**DESCRIPTION OF THE TASK:**
Scan the lines below for the string "xlabel" and copy every one that has it.

**DATA SUPPLIED:**
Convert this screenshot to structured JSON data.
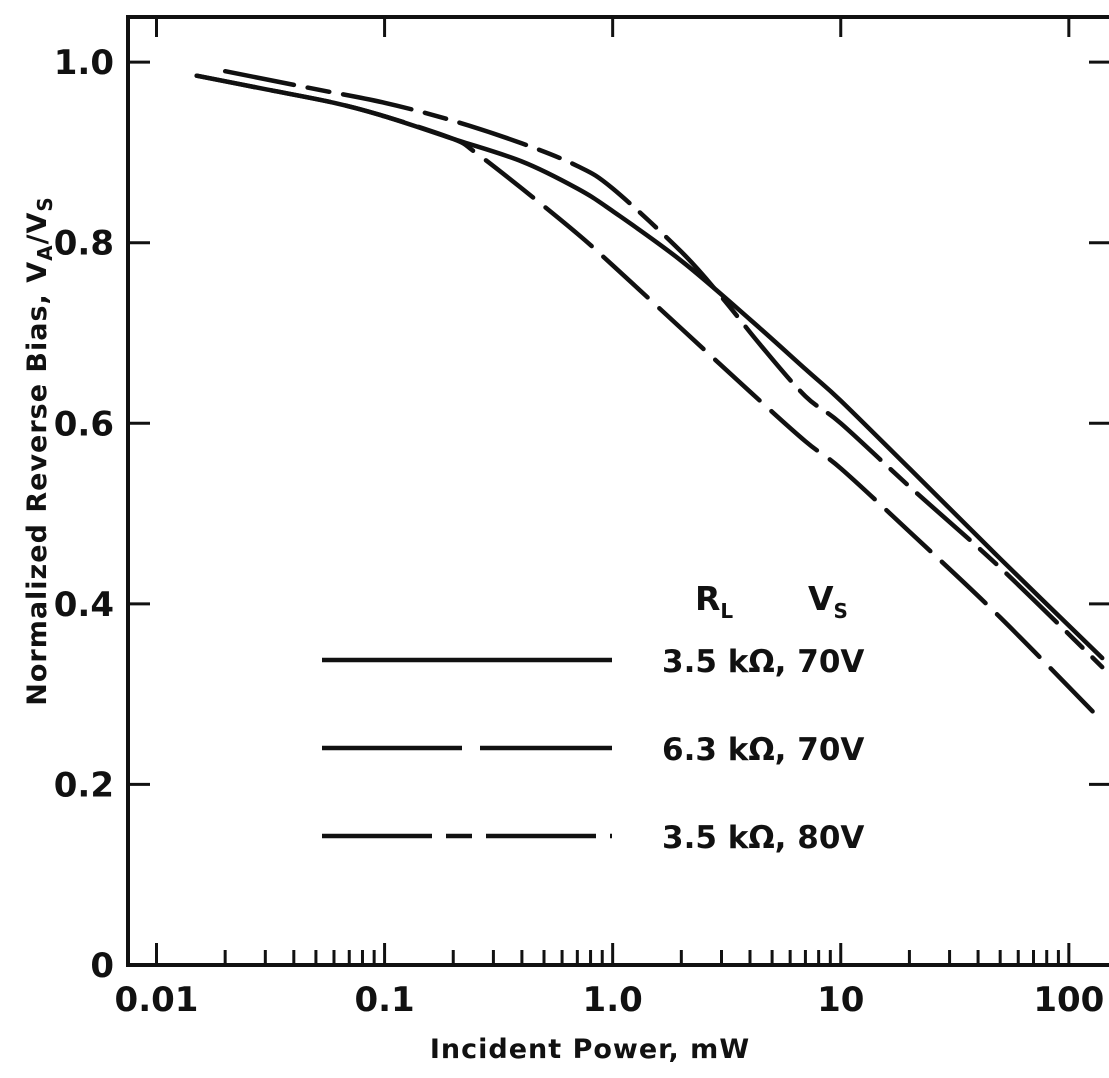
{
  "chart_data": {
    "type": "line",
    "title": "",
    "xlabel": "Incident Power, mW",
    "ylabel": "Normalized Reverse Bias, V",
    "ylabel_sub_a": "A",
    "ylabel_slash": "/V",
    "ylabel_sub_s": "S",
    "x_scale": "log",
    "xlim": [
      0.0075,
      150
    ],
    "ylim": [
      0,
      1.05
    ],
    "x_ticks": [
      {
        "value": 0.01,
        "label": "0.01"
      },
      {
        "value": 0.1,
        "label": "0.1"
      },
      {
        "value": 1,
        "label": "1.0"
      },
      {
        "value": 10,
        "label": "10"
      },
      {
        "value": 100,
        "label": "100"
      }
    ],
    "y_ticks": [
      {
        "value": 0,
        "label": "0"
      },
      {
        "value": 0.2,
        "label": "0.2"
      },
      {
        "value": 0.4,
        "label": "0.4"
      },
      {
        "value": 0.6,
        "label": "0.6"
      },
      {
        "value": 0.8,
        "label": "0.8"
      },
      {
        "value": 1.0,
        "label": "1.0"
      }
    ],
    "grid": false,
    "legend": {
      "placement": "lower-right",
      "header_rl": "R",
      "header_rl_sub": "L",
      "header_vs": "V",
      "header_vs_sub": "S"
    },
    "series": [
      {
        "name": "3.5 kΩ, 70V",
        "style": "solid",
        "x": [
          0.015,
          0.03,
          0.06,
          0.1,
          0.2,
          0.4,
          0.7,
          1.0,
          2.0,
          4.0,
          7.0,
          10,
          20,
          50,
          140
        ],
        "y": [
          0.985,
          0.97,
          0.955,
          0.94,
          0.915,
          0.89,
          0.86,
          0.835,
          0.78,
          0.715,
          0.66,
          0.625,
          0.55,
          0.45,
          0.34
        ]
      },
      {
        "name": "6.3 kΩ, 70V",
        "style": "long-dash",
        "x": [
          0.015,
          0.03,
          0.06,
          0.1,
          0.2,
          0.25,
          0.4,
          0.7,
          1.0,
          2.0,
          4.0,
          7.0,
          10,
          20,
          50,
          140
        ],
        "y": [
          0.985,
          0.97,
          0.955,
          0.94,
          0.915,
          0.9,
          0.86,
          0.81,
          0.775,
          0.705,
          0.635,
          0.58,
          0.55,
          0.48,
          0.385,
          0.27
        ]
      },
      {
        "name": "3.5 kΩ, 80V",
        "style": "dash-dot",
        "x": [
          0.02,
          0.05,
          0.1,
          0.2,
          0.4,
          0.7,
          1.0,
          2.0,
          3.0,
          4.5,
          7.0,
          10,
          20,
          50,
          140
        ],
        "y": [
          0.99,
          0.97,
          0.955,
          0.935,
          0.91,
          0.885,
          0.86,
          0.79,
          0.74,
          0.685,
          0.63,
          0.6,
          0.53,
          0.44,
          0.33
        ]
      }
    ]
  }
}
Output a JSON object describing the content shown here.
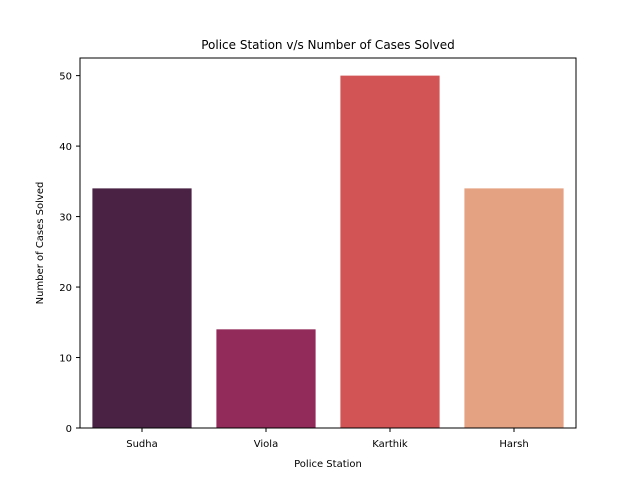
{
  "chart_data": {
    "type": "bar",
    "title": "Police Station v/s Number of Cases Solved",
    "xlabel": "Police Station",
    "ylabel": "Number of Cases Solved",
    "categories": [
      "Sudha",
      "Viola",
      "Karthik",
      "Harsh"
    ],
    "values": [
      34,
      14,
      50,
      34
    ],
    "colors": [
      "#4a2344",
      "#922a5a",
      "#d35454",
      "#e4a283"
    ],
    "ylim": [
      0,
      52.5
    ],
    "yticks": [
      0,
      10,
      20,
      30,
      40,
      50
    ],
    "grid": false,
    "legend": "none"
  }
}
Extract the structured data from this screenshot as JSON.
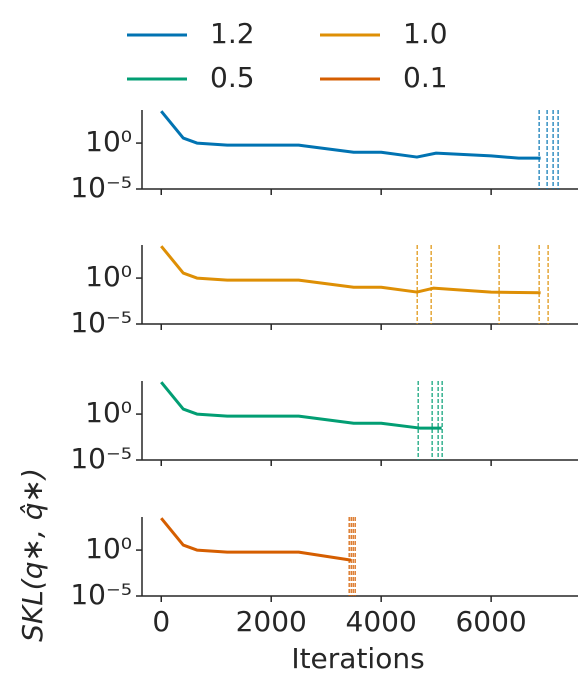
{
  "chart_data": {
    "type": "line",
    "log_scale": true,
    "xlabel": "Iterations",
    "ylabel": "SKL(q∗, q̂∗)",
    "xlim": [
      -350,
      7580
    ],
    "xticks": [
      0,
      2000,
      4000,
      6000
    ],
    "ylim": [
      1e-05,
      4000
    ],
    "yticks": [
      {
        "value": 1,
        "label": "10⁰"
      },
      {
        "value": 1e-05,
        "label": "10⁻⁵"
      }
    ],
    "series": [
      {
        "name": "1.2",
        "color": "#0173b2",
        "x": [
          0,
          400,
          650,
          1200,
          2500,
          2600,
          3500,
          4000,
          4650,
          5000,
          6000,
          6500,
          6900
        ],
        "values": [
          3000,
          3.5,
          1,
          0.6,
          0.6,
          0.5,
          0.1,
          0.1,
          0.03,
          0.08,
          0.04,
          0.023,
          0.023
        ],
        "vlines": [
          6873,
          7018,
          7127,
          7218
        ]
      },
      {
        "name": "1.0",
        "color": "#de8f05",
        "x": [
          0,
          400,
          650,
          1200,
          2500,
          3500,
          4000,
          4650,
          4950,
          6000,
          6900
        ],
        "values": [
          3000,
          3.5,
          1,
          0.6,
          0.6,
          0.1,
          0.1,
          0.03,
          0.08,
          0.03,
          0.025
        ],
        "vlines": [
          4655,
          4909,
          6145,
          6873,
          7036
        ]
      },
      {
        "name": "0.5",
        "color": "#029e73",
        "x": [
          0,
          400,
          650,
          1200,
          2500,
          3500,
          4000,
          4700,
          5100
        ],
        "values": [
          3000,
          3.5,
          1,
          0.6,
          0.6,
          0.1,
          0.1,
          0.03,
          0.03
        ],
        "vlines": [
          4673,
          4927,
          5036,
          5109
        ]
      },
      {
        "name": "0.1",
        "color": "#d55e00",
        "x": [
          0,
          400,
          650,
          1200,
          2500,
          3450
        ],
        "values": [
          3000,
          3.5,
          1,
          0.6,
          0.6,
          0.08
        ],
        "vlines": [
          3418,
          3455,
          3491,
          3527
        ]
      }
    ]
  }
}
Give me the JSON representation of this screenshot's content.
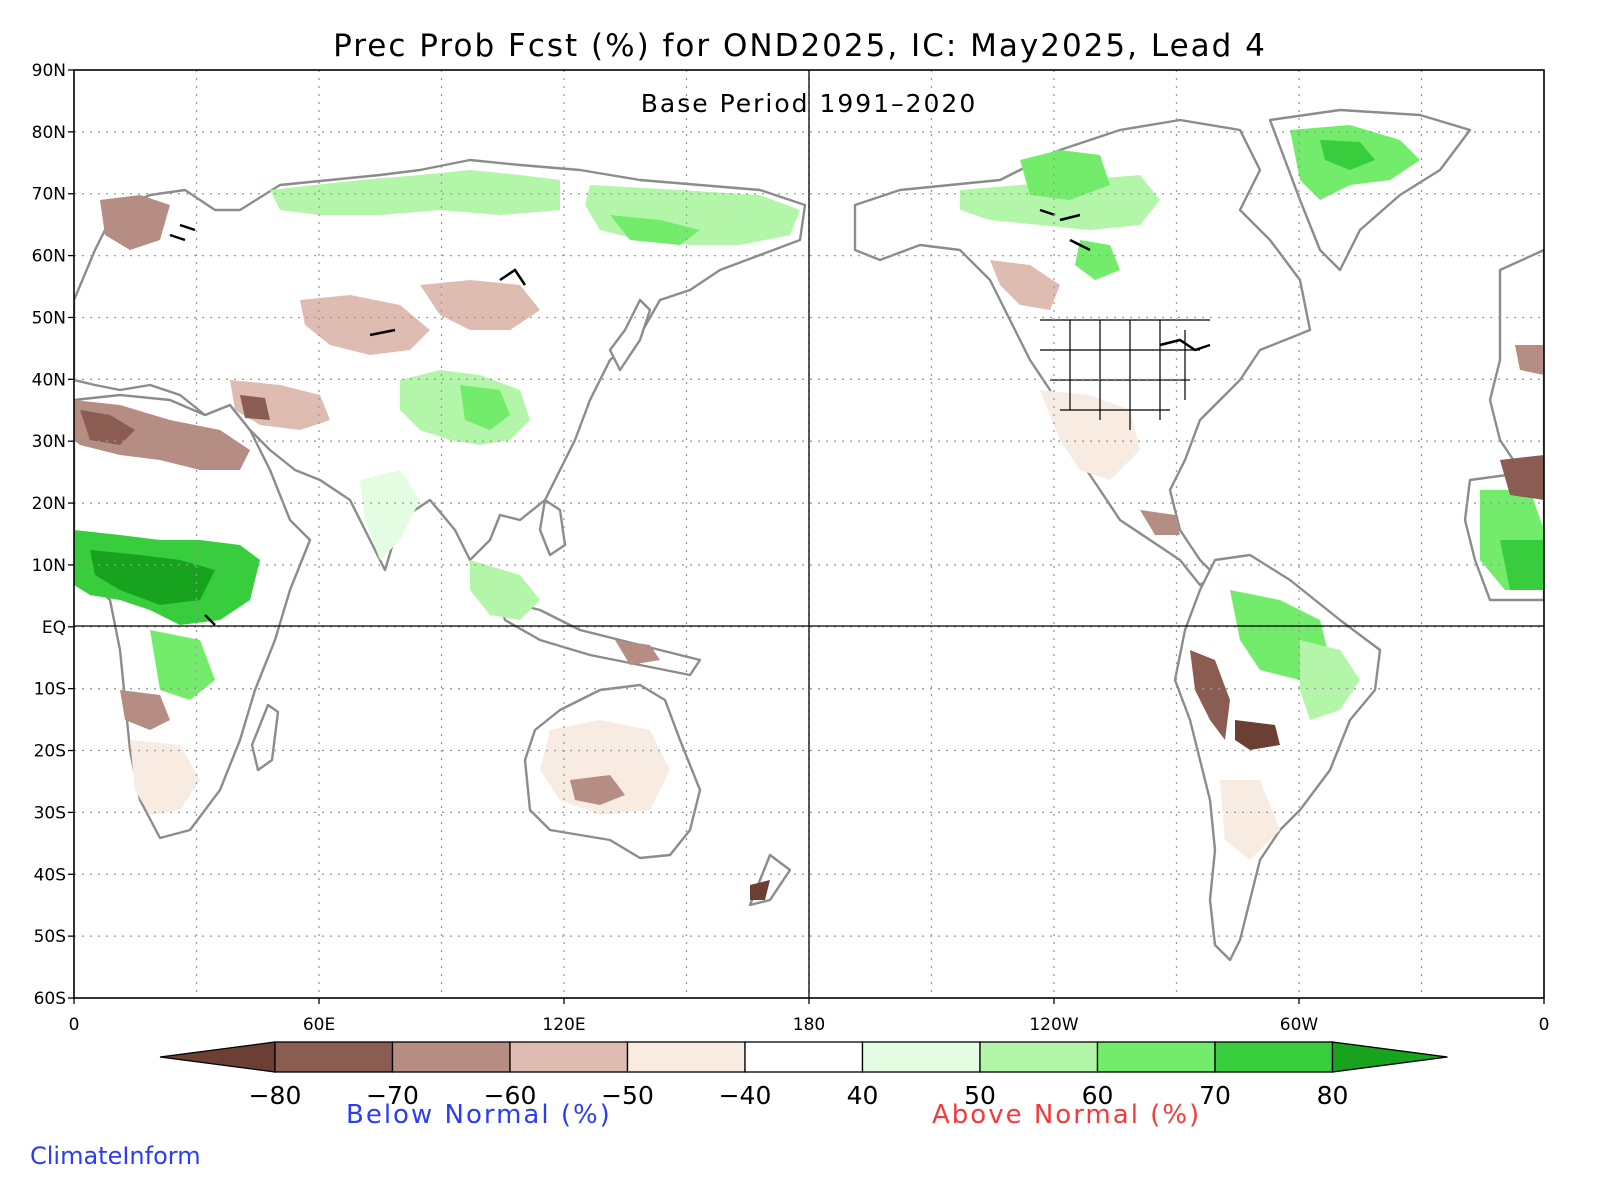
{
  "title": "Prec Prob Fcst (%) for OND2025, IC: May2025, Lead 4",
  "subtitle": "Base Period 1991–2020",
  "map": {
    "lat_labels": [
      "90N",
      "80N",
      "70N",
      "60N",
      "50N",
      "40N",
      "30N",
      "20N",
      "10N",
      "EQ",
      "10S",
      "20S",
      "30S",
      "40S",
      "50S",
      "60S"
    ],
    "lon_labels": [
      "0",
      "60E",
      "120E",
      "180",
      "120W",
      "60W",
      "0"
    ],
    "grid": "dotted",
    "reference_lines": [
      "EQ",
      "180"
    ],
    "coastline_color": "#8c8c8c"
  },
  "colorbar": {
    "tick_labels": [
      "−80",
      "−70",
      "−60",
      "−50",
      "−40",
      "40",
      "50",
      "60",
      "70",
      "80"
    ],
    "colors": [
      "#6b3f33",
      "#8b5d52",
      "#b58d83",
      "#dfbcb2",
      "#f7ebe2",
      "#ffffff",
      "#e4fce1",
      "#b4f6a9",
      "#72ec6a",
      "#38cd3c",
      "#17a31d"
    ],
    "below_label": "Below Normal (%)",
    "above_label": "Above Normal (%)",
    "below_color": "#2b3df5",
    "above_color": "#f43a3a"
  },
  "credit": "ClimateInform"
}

**RESULT OF THIS EXERCISE:**
    "xlabel": "Incident Power, mW",
    "xlabel": "Police Station",
    "xlabel": "Iterations",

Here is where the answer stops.